DIRECTIVE - Locate the line containing "Read out every word on this page." in the data below. Reproduce it and every following line up to the end, exactly as given.

EXERCISE INPUTS -
—————

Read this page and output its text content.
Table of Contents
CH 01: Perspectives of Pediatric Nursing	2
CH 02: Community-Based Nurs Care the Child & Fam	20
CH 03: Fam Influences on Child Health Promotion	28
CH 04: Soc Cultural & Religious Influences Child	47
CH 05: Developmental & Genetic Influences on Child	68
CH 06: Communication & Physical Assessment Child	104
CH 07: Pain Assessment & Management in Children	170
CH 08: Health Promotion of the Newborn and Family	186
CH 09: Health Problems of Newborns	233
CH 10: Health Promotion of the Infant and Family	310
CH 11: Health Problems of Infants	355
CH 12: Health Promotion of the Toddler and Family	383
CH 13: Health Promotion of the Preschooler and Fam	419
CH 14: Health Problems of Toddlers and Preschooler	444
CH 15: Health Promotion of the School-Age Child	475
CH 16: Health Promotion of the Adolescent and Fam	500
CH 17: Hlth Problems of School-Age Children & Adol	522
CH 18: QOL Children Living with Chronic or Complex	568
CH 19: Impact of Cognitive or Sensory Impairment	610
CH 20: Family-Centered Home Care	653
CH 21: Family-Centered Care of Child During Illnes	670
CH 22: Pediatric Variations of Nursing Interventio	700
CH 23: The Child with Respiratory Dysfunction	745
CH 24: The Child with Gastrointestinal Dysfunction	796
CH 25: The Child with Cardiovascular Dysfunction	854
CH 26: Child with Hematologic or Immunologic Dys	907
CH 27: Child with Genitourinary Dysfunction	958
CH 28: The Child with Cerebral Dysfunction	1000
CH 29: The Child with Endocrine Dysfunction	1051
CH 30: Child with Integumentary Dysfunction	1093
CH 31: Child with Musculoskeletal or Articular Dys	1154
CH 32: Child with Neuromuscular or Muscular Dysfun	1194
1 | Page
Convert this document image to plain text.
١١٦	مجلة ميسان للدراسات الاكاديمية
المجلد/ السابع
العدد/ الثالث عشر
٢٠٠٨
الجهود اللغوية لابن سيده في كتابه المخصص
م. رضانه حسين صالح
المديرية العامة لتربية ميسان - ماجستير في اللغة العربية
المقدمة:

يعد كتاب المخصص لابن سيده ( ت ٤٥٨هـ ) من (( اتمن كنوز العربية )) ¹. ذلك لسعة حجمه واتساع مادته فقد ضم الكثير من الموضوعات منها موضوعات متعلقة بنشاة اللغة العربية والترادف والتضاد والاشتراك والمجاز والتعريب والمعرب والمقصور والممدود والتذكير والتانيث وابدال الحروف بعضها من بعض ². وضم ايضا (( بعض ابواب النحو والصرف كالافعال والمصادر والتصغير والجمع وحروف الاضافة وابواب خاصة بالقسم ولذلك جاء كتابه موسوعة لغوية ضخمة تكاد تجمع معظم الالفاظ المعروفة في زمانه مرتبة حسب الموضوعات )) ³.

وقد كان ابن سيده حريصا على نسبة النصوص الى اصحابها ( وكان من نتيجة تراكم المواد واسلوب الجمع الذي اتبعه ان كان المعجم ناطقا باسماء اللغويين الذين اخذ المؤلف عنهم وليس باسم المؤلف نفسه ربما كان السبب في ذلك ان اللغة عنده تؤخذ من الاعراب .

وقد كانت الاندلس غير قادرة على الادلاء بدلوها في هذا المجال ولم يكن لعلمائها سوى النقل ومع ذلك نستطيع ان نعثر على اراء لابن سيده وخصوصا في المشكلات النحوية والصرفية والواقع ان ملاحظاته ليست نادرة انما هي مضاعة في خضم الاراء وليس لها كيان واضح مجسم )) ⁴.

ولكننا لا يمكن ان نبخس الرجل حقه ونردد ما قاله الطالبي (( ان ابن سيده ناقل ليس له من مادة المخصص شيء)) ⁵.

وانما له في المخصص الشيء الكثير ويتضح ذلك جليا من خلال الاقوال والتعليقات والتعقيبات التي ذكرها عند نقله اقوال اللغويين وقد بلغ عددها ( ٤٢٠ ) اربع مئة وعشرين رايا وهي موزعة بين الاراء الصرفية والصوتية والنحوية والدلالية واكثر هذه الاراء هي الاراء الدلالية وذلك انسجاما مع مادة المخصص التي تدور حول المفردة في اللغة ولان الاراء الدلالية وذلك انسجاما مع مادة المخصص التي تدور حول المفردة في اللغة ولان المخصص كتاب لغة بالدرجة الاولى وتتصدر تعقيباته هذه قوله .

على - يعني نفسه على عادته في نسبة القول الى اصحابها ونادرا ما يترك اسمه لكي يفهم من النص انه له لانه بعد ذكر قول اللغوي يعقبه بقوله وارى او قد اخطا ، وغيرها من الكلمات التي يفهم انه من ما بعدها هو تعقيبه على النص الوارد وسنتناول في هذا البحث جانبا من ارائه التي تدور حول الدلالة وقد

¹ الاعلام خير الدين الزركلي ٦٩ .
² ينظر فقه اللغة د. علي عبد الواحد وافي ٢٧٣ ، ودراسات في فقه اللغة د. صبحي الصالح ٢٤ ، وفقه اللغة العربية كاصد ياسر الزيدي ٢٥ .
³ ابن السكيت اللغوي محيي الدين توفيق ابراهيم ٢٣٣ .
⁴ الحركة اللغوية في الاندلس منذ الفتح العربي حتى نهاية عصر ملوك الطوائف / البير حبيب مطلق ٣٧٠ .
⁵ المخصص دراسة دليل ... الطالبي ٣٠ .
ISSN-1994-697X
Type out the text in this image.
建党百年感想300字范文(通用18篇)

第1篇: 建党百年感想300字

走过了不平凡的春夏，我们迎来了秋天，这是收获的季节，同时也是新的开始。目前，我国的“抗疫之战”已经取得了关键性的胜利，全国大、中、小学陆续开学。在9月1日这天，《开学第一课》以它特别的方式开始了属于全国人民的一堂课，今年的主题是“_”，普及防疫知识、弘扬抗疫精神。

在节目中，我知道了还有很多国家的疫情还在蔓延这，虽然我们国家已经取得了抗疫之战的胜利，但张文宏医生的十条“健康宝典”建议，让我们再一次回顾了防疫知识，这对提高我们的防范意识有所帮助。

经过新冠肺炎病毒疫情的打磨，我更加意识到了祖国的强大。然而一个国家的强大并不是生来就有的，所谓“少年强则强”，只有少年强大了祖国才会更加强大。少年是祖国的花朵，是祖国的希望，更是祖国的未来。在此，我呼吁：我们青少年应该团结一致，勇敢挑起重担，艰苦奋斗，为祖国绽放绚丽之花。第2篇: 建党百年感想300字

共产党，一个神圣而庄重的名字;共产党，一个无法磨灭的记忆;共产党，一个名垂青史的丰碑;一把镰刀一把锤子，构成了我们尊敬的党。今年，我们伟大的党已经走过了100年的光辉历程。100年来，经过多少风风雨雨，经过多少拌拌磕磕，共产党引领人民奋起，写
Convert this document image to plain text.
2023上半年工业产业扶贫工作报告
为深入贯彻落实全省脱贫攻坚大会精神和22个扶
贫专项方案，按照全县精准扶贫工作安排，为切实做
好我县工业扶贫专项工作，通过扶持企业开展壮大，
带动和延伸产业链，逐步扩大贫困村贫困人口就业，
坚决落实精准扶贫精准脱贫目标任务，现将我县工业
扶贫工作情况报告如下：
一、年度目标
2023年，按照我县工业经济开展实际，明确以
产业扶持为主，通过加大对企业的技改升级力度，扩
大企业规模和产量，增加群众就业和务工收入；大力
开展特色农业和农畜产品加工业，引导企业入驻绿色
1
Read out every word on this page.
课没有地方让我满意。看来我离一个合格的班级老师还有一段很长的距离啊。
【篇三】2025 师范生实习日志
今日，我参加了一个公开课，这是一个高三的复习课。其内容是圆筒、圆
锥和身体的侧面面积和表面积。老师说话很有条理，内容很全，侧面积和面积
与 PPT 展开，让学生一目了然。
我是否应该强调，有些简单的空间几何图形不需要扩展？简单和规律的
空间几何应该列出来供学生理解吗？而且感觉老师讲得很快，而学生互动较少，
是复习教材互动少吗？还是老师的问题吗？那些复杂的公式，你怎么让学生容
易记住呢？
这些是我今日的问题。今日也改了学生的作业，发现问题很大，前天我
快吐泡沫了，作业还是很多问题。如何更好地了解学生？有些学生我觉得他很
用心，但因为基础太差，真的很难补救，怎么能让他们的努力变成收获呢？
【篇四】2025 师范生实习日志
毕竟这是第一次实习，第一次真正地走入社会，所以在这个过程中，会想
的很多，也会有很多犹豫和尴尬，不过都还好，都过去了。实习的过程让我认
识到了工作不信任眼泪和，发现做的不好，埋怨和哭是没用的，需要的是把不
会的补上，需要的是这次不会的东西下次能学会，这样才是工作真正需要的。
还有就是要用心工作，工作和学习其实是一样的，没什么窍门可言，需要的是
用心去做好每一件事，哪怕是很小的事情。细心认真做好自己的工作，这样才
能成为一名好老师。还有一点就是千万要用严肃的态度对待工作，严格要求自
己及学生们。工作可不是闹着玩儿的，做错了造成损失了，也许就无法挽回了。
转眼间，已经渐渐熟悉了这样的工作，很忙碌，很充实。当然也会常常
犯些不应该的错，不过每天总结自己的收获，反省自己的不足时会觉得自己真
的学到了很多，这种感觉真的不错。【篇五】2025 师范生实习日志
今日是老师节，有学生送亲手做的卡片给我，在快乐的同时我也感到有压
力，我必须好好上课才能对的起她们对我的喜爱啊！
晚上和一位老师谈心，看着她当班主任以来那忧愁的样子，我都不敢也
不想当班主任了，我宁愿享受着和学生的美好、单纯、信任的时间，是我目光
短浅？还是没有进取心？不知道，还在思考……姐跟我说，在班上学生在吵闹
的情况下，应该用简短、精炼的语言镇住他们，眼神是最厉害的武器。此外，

—————

EXPECTED ANSWER -
Read out every word on this page.
课没有地方让我满意。看来我离一个合格的班级老师还有一段很长的距离啊。
【篇三】2025 师范生实习日志
今日，我参加了一个公开课，这是一个高三的复习课。其内容是圆筒、圆
锥和身体的侧面面积和表面积。老师说话很有条理，内容很全，侧面积和面积
与 PPT 展开，让学生一目了然。
我是否应该强调，有些简单的空间几何图形不需要扩展？简单和规律的
空间几何应该列出来供学生理解吗？而且感觉老师讲得很快，而学生互动较少，
是复习教材互动少吗？还是老师的问题吗？那些复杂的公式，你怎么让学生容
易记住呢？
这些是我今日的问题。今日也改了学生的作业，发现问题很大，前天我
快吐泡沫了，作业还是很多问题。如何更好地了解学生？有些学生我觉得他很
用心，但因为基础太差，真的很难补救，怎么能让他们的努力变成收获呢？
【篇四】2025 师范生实习日志
毕竟这是第一次实习，第一次真正地走入社会，所以在这个过程中，会想
的很多，也会有很多犹豫和尴尬，不过都还好，都过去了。实习的过程让我认
识到了工作不信任眼泪和，发现做的不好，埋怨和哭是没用的，需要的是把不
会的补上，需要的是这次不会的东西下次能学会，这样才是工作真正需要的。
还有就是要用心工作，工作和学习其实是一样的，没什么窍门可言，需要的是
用心去做好每一件事，哪怕是很小的事情。细心认真做好自己的工作，这样才
能成为一名好老师。还有一点就是千万要用严肃的态度对待工作，严格要求自
己及学生们。工作可不是闹着玩儿的，做错了造成损失了，也许就无法挽回了。
转眼间，已经渐渐熟悉了这样的工作，很忙碌，很充实。当然也会常常
犯些不应该的错，不过每天总结自己的收获，反省自己的不足时会觉得自己真
的学到了很多，这种感觉真的不错。【篇五】2025 师范生实习日志
今日是老师节，有学生送亲手做的卡片给我，在快乐的同时我也感到有压
力，我必须好好上课才能对的起她们对我的喜爱啊！
晚上和一位老师谈心，看着她当班主任以来那忧愁的样子，我都不敢也
不想当班主任了，我宁愿享受着和学生的美好、单纯、信任的时间，是我目光
短浅？还是没有进取心？不知道，还在思考……姐跟我说，在班上学生在吵闹
的情况下，应该用简短、精炼的语言镇住他们，眼神是最厉害的武器。此外，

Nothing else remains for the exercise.